» **EXERCISE TASK**
Restate the entire listing word for word.

» **WORKING DATA**
^^^^

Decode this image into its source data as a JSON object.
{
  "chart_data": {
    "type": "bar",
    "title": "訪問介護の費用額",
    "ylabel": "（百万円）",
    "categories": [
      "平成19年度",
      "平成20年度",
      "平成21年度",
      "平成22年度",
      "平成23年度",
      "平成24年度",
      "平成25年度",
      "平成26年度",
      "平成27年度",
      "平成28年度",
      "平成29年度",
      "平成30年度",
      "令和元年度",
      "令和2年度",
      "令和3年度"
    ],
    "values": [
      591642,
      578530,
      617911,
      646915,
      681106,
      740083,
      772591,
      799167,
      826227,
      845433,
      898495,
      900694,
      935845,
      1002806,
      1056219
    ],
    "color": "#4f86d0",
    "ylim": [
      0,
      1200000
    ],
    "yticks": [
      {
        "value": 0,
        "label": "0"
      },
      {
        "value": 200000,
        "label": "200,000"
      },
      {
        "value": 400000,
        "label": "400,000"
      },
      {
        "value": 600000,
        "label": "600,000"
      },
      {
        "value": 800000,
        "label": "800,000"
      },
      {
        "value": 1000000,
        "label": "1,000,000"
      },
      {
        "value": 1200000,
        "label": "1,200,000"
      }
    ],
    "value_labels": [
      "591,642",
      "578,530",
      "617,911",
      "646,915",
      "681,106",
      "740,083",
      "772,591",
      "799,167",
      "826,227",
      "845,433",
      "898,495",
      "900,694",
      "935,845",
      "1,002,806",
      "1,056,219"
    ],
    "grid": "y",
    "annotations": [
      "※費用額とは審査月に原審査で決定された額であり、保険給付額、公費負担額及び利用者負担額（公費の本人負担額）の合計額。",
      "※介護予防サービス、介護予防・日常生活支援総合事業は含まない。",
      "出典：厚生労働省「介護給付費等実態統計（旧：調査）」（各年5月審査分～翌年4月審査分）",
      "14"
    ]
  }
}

^^^^

» **SOLUTION TO THIS EXERCISE**
Decode this image into its source data as a JSON object.
{
  "chart_data": {
    "type": "bar",
    "title": "訪問介護の費用額",
    "ylabel": "（百万円）",
    "categories": [
      "平成19年度",
      "平成20年度",
      "平成21年度",
      "平成22年度",
      "平成23年度",
      "平成24年度",
      "平成25年度",
      "平成26年度",
      "平成27年度",
      "平成28年度",
      "平成29年度",
      "平成30年度",
      "令和元年度",
      "令和2年度",
      "令和3年度"
    ],
    "values": [
      591642,
      578530,
      617911,
      646915,
      681106,
      740083,
      772591,
      799167,
      826227,
      845433,
      898495,
      900694,
      935845,
      1002806,
      1056219
    ],
    "color": "#4f86d0",
    "ylim": [
      0,
      1200000
    ],
    "yticks": [
      {
        "value": 0,
        "label": "0"
      },
      {
        "value": 200000,
        "label": "200,000"
      },
      {
        "value": 400000,
        "label": "400,000"
      },
      {
        "value": 600000,
        "label": "600,000"
      },
      {
        "value": 800000,
        "label": "800,000"
      },
      {
        "value": 1000000,
        "label": "1,000,000"
      },
      {
        "value": 1200000,
        "label": "1,200,000"
      }
    ],
    "value_labels": [
      "591,642",
      "578,530",
      "617,911",
      "646,915",
      "681,106",
      "740,083",
      "772,591",
      "799,167",
      "826,227",
      "845,433",
      "898,495",
      "900,694",
      "935,845",
      "1,002,806",
      "1,056,219"
    ],
    "grid": "y",
    "annotations": [
      "※費用額とは審査月に原審査で決定された額であり、保険給付額、公費負担額及び利用者負担額（公費の本人負担額）の合計額。",
      "※介護予防サービス、介護予防・日常生活支援総合事業は含まない。",
      "出典：厚生労働省「介護給付費等実態統計（旧：調査）」（各年5月審査分～翌年4月審査分）",
      "14"
    ]
  }
}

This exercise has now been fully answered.